[start of SUPPLIED INFORMATION]

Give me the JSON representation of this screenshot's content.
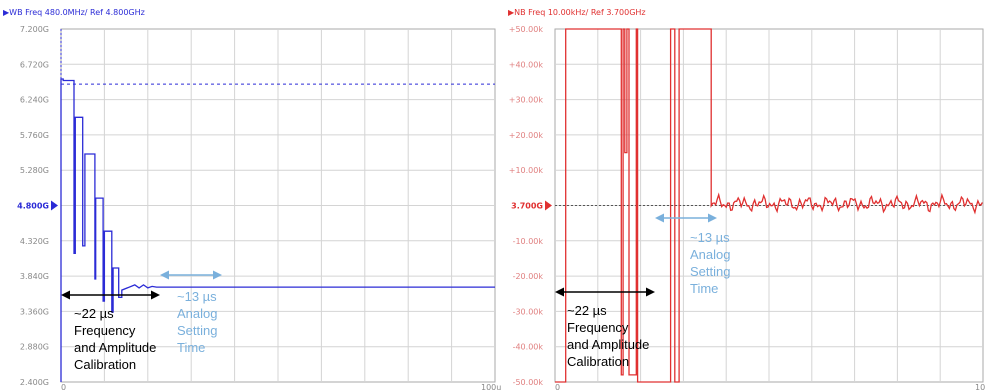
{
  "chart_data": [
    {
      "type": "line",
      "title": "▶WB Freq 480.0MHz/ Ref 4.800GHz",
      "color": "#2b2bd6",
      "x_start_label": "0",
      "x_end_label": "100u",
      "xlim": [
        0,
        100
      ],
      "ylim": [
        2.4,
        7.2
      ],
      "y_ticks": [
        "7.200G",
        "6.720G",
        "6.240G",
        "5.760G",
        "5.280G",
        "4.800G",
        "4.320G",
        "3.840G",
        "3.360G",
        "2.880G",
        "2.400G"
      ],
      "ref_label": "4.800G",
      "ref_value": 4.8,
      "dashed_level": 6.45,
      "series": [
        {
          "x": [
            0,
            0,
            0.5,
            0.5,
            3.0,
            3.0,
            3.3,
            3.3,
            5.0,
            5.0,
            5.5,
            5.5,
            7.8,
            7.8,
            8.0,
            8.0,
            9.7,
            9.7,
            10.0,
            10.0,
            11.7,
            11.7,
            12.0,
            12.0,
            13.3,
            13.3,
            14.0,
            14.0,
            17.0,
            18.0,
            19.0,
            20.0,
            21.0,
            22.0,
            100
          ],
          "y": [
            2.4,
            6.52,
            6.52,
            6.5,
            6.5,
            4.15,
            4.15,
            6.0,
            6.0,
            4.25,
            4.25,
            5.5,
            5.5,
            3.8,
            3.8,
            4.9,
            4.9,
            3.5,
            3.5,
            4.45,
            4.45,
            3.35,
            3.35,
            3.95,
            3.95,
            3.55,
            3.55,
            3.65,
            3.72,
            3.68,
            3.72,
            3.68,
            3.7,
            3.69,
            3.69
          ]
        }
      ]
    },
    {
      "type": "line",
      "title": "▶NB Freq 10.00kHz/ Ref 3.700GHz",
      "color": "#e03030",
      "x_start_label": "0",
      "x_end_label": "10",
      "xlim": [
        0,
        100
      ],
      "ylim": [
        -50,
        50
      ],
      "y_ticks": [
        "+50.00k",
        "+40.00k",
        "+30.00k",
        "+20.00k",
        "+10.00k",
        "3.700G",
        "-10.00k",
        "-20.00k",
        "-30.00k",
        "-40.00k",
        "-50.00k"
      ],
      "ref_label": "3.700G",
      "ref_value": 0,
      "series": [
        {
          "x": [
            0,
            2.5,
            2.5,
            15.5,
            15.5,
            15.9,
            15.9,
            16.3,
            16.3,
            16.8,
            16.8,
            17.3,
            17.3,
            19.0,
            19.0,
            19.3,
            19.3,
            27.0,
            27.0,
            28.0,
            28.0,
            29.0,
            29.0,
            36.5,
            36.5,
            100
          ],
          "y": [
            -50,
            -50,
            50,
            50,
            -48,
            -48,
            50,
            50,
            15,
            15,
            50,
            50,
            -48,
            -48,
            50,
            50,
            -50,
            -50,
            50,
            50,
            -50,
            -50,
            50,
            50,
            0.5,
            0.5
          ]
        }
      ],
      "noise_from_x": 36.5
    }
  ],
  "annotations": {
    "left": {
      "black_label_lines": [
        "~22 µs",
        "Frequency",
        "and Amplitude",
        "Calibration"
      ],
      "blue_label_lines": [
        "~13 µs",
        "Analog",
        "Setting",
        "Time"
      ]
    },
    "right": {
      "black_label_lines": [
        "~22 µs",
        "Frequency",
        "and Amplitude",
        "Calibration"
      ],
      "blue_label_lines": [
        "~13 µs",
        "Analog",
        "Setting",
        "Time"
      ]
    },
    "colors": {
      "black_arrow": "#000000",
      "blue_arrow": "#7ab0dc",
      "blue_text": "#7ab0dc"
    }
  }
}
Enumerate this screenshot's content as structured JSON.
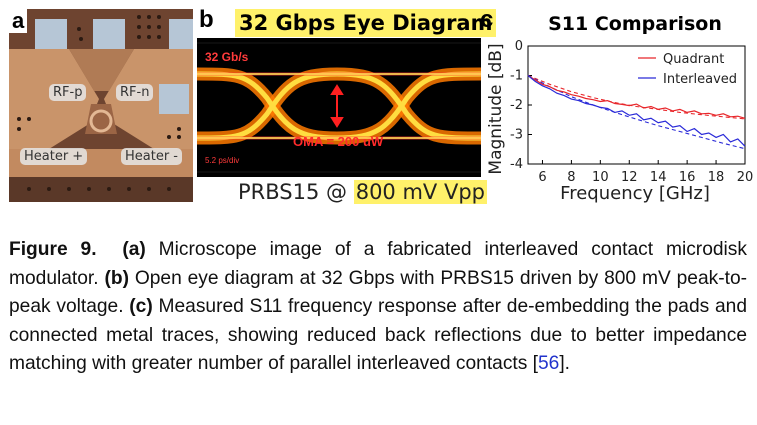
{
  "panel_a": {
    "letter": "a",
    "labels": {
      "rf_p": "RF-p",
      "rf_n": "RF-n",
      "heater_plus": "Heater +",
      "heater_minus": "Heater -"
    }
  },
  "panel_b": {
    "letter": "b",
    "title": "32 Gbps Eye Diagram",
    "rate_label": "32 Gb/s",
    "oma_label": "OMA = 200 uW",
    "timebase_label": "5.2 ps/div",
    "subtitle_prefix": "PRBS15 @ ",
    "subtitle_highlight": "800 mV Vpp"
  },
  "panel_c": {
    "letter": "c"
  },
  "chart_data": {
    "type": "line",
    "title": "S11 Comparison",
    "xlabel": "Frequency [GHz]",
    "ylabel": "Magnitude [dB]",
    "xlim": [
      5,
      20
    ],
    "ylim": [
      -4,
      0
    ],
    "xticks": [
      6,
      8,
      10,
      12,
      14,
      16,
      18,
      20
    ],
    "yticks": [
      0,
      -1,
      -2,
      -3,
      -4
    ],
    "legend_position": "top-right",
    "series": [
      {
        "name": "Quadrant",
        "color": "#e8262a",
        "x": [
          5,
          5.5,
          6,
          6.5,
          7,
          7.5,
          8,
          8.5,
          9,
          9.5,
          10,
          10.5,
          11,
          11.5,
          12,
          12.5,
          13,
          13.5,
          14,
          14.5,
          15,
          15.5,
          16,
          16.5,
          17,
          17.5,
          18,
          18.5,
          19,
          19.5,
          20
        ],
        "y": [
          -1.0,
          -1.15,
          -1.3,
          -1.38,
          -1.5,
          -1.56,
          -1.65,
          -1.7,
          -1.78,
          -1.82,
          -1.88,
          -1.85,
          -1.95,
          -1.98,
          -2.02,
          -1.97,
          -2.1,
          -2.05,
          -2.15,
          -2.1,
          -2.2,
          -2.15,
          -2.25,
          -2.2,
          -2.3,
          -2.28,
          -2.35,
          -2.3,
          -2.4,
          -2.38,
          -2.45
        ]
      },
      {
        "name": "Interleaved",
        "color": "#2a2ad8",
        "x": [
          5,
          5.5,
          6,
          6.5,
          7,
          7.5,
          8,
          8.5,
          9,
          9.5,
          10,
          10.5,
          11,
          11.5,
          12,
          12.5,
          13,
          13.5,
          14,
          14.5,
          15,
          15.5,
          16,
          16.5,
          17,
          17.5,
          18,
          18.5,
          19,
          19.5,
          20
        ],
        "y": [
          -1.0,
          -1.2,
          -1.35,
          -1.45,
          -1.6,
          -1.68,
          -1.8,
          -1.85,
          -1.95,
          -2.0,
          -2.08,
          -2.12,
          -2.25,
          -2.2,
          -2.35,
          -2.3,
          -2.5,
          -2.45,
          -2.6,
          -2.55,
          -2.75,
          -2.7,
          -2.9,
          -2.8,
          -3.0,
          -2.95,
          -3.1,
          -3.0,
          -3.25,
          -3.15,
          -3.4
        ]
      }
    ],
    "fit_curves": [
      {
        "color": "#e8262a",
        "style": "dashed",
        "x": [
          5,
          6.5,
          8,
          9.5,
          11,
          12.5,
          14,
          15.5,
          17,
          18.5,
          20
        ],
        "y": [
          -1.0,
          -1.3,
          -1.55,
          -1.75,
          -1.92,
          -2.05,
          -2.15,
          -2.25,
          -2.33,
          -2.4,
          -2.47
        ]
      },
      {
        "color": "#2a2ad8",
        "style": "dashed",
        "x": [
          5,
          6.5,
          8,
          9.5,
          11,
          12.5,
          14,
          15.5,
          17,
          18.5,
          20
        ],
        "y": [
          -1.0,
          -1.38,
          -1.72,
          -2.0,
          -2.25,
          -2.48,
          -2.7,
          -2.9,
          -3.1,
          -3.3,
          -3.48
        ]
      }
    ]
  },
  "caption": {
    "label": "Figure 9.",
    "a_tag": "(a)",
    "a_text": " Microscope image of a fabricated interleaved contact microdisk modulator. ",
    "b_tag": "(b)",
    "b_text": " Open eye diagram at 32 Gbps with PRBS15 driven by 800 mV peak-to-peak voltage. ",
    "c_tag": "(c)",
    "c_text": " Measured S11 frequency response after de-embedding the pads and connected metal traces, showing reduced back reflections due to better impedance matching with greater number of parallel interleaved contacts [",
    "citation": "56",
    "end": "]."
  }
}
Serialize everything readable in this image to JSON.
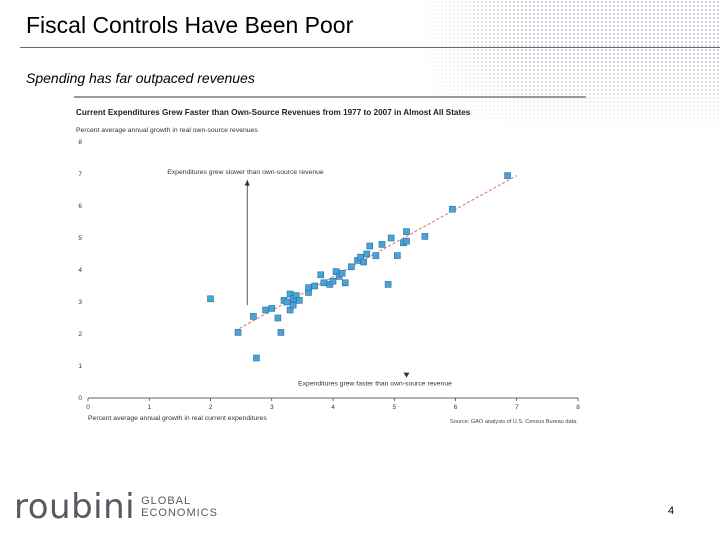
{
  "slide": {
    "title": "Fiscal Controls Have Been Poor",
    "subtitle": "Spending has far outpaced revenues",
    "page_number": "4"
  },
  "logo": {
    "wordmark": "roubini",
    "line1": "GLOBAL",
    "line2": "ECONOMICS"
  },
  "colors": {
    "marker_fill": "#4aa3d8",
    "marker_stroke": "#2a6f9a",
    "trend_line": "#e06c6c",
    "header_bar": "#9a9a9a"
  },
  "chart_data": {
    "type": "scatter",
    "title": "Current Expenditures Grew Faster than Own-Source Revenues from 1977 to 2007 in Almost All States",
    "ylabel": "Percent average annual growth in real own-source revenues",
    "xlabel": "Percent average annual growth in real current expenditures",
    "source": "Source: GAO analysis of U.S. Census Bureau data.",
    "xlim": [
      0,
      8
    ],
    "ylim": [
      0,
      8
    ],
    "x_ticks": [
      0,
      1,
      2,
      3,
      4,
      5,
      6,
      7,
      8
    ],
    "y_ticks": [
      0,
      1,
      2,
      3,
      4,
      5,
      6,
      7,
      8
    ],
    "x_tick_labels": [
      "0",
      "1",
      "2",
      "3",
      "4",
      "5",
      "6",
      "7",
      "8"
    ],
    "y_tick_labels": [
      "0",
      "1",
      "2",
      "3",
      "4",
      "5",
      "6",
      "7",
      "8"
    ],
    "grid": false,
    "trend_line": {
      "from": [
        2.4,
        2.1
      ],
      "to": [
        7.0,
        6.95
      ]
    },
    "annotations": [
      {
        "text": "Expenditures grew slower than own-source revenue",
        "arrow": "up",
        "anchor": [
          2.6,
          7.0
        ],
        "arrow_from": [
          2.6,
          2.9
        ],
        "arrow_to": [
          2.6,
          6.7
        ]
      },
      {
        "text": "Expenditures grew faster than own-source revenue",
        "arrow": "down",
        "anchor": [
          4.9,
          0.45
        ],
        "arrow_from": [
          5.2,
          0.9
        ],
        "arrow_to": [
          5.2,
          0.7
        ]
      }
    ],
    "points": [
      {
        "x": 2.0,
        "y": 3.1
      },
      {
        "x": 2.45,
        "y": 2.05
      },
      {
        "x": 2.7,
        "y": 2.55
      },
      {
        "x": 2.75,
        "y": 1.25
      },
      {
        "x": 2.9,
        "y": 2.75
      },
      {
        "x": 3.0,
        "y": 2.8
      },
      {
        "x": 3.1,
        "y": 2.5
      },
      {
        "x": 3.15,
        "y": 2.05
      },
      {
        "x": 3.2,
        "y": 3.05
      },
      {
        "x": 3.25,
        "y": 3.0
      },
      {
        "x": 3.3,
        "y": 3.25
      },
      {
        "x": 3.35,
        "y": 3.1
      },
      {
        "x": 3.3,
        "y": 2.75
      },
      {
        "x": 3.35,
        "y": 2.9
      },
      {
        "x": 3.4,
        "y": 3.2
      },
      {
        "x": 3.45,
        "y": 3.05
      },
      {
        "x": 3.6,
        "y": 3.3
      },
      {
        "x": 3.6,
        "y": 3.45
      },
      {
        "x": 3.7,
        "y": 3.5
      },
      {
        "x": 3.8,
        "y": 3.85
      },
      {
        "x": 3.85,
        "y": 3.6
      },
      {
        "x": 3.95,
        "y": 3.55
      },
      {
        "x": 4.0,
        "y": 3.65
      },
      {
        "x": 4.05,
        "y": 3.95
      },
      {
        "x": 4.1,
        "y": 3.8
      },
      {
        "x": 4.15,
        "y": 3.9
      },
      {
        "x": 4.2,
        "y": 3.6
      },
      {
        "x": 4.3,
        "y": 4.1
      },
      {
        "x": 4.4,
        "y": 4.3
      },
      {
        "x": 4.45,
        "y": 4.4
      },
      {
        "x": 4.5,
        "y": 4.25
      },
      {
        "x": 4.55,
        "y": 4.5
      },
      {
        "x": 4.6,
        "y": 4.75
      },
      {
        "x": 4.7,
        "y": 4.45
      },
      {
        "x": 4.8,
        "y": 4.8
      },
      {
        "x": 4.9,
        "y": 3.55
      },
      {
        "x": 4.95,
        "y": 5.0
      },
      {
        "x": 5.05,
        "y": 4.45
      },
      {
        "x": 5.15,
        "y": 4.85
      },
      {
        "x": 5.2,
        "y": 5.2
      },
      {
        "x": 5.2,
        "y": 4.9
      },
      {
        "x": 5.5,
        "y": 5.05
      },
      {
        "x": 5.95,
        "y": 5.9
      },
      {
        "x": 6.85,
        "y": 6.95
      }
    ]
  }
}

[end of SUPPLIED INFORMATION]

INSTRUCTION: Filter the entries and copy out every line with the word "image".

COMPLETED TASK:
    "a_text": " Microscope image of a fabricated interleaved contact microdisk modulator. ",
Serialize everything readable in this image to JSON.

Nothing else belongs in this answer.